■ **DATA PROVIDED**
§ §

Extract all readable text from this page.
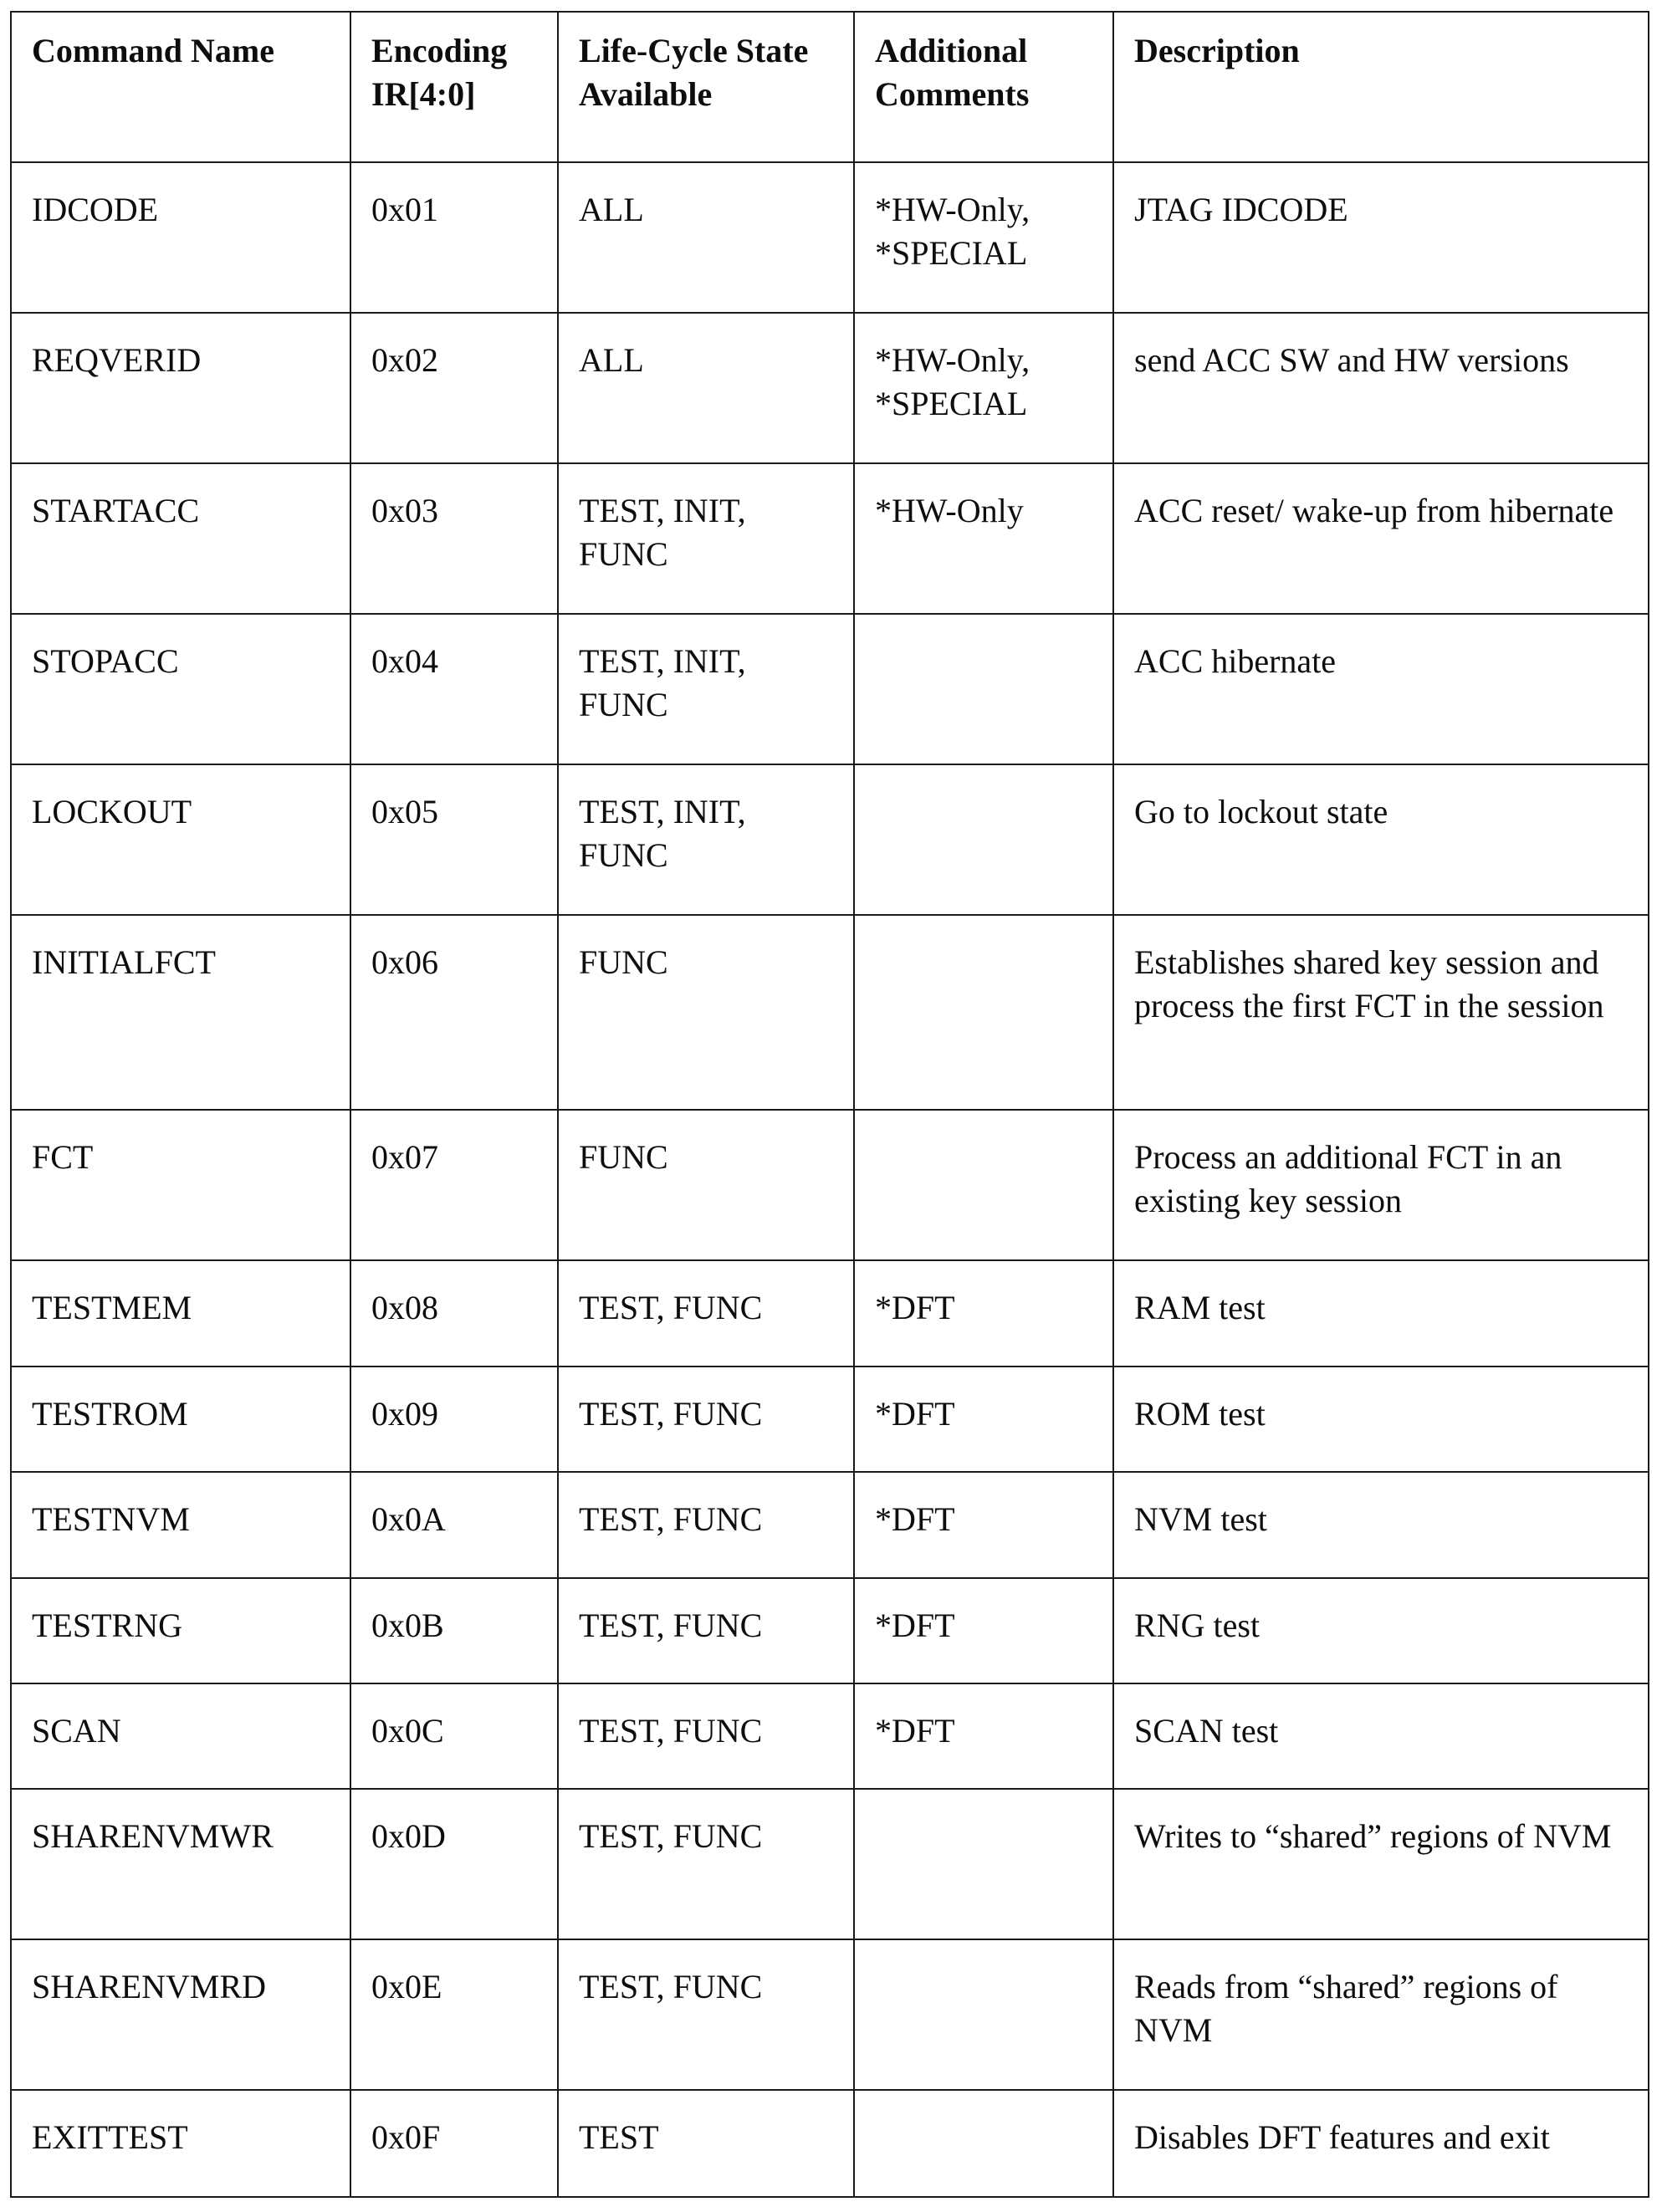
Command Name	Encoding IR[4:0]	Life-Cycle State Available	Additional Comments	Description
IDCODE	0x01	ALL	*HW-Only, *SPECIAL	JTAG IDCODE
REQVERID	0x02	ALL	*HW-Only, *SPECIAL	send ACC SW and HW versions
STARTACC	0x03	TEST, INIT, FUNC	*HW-Only	ACC reset/ wake-up from hibernate
STOPACC	0x04	TEST, INIT, FUNC		ACC hibernate
LOCKOUT	0x05	TEST, INIT, FUNC		Go to lockout state
INITIALFCT	0x06	FUNC		Establishes shared key session and process the first FCT in the session
FCT	0x07	FUNC		Process an additional FCT in an existing key session
TESTMEM	0x08	TEST, FUNC	*DFT	RAM test
TESTROM	0x09	TEST, FUNC	*DFT	ROM test
TESTNVM	0x0A	TEST, FUNC	*DFT	NVM test
TESTRNG	0x0B	TEST, FUNC	*DFT	RNG test
SCAN	0x0C	TEST, FUNC	*DFT	SCAN test
SHARENVMWR	0x0D	TEST, FUNC		Writes to “shared” regions of NVM
SHARENVMRD	0x0E	TEST, FUNC		Reads from “shared” regions of NVM
EXITTEST	0x0F	TEST		Disables DFT features and exit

§ §

■ **YOUR TASK**
Find how many lines include the string "hibernate" and report that number alone.

■ **RESULT OF THIS TASK**
2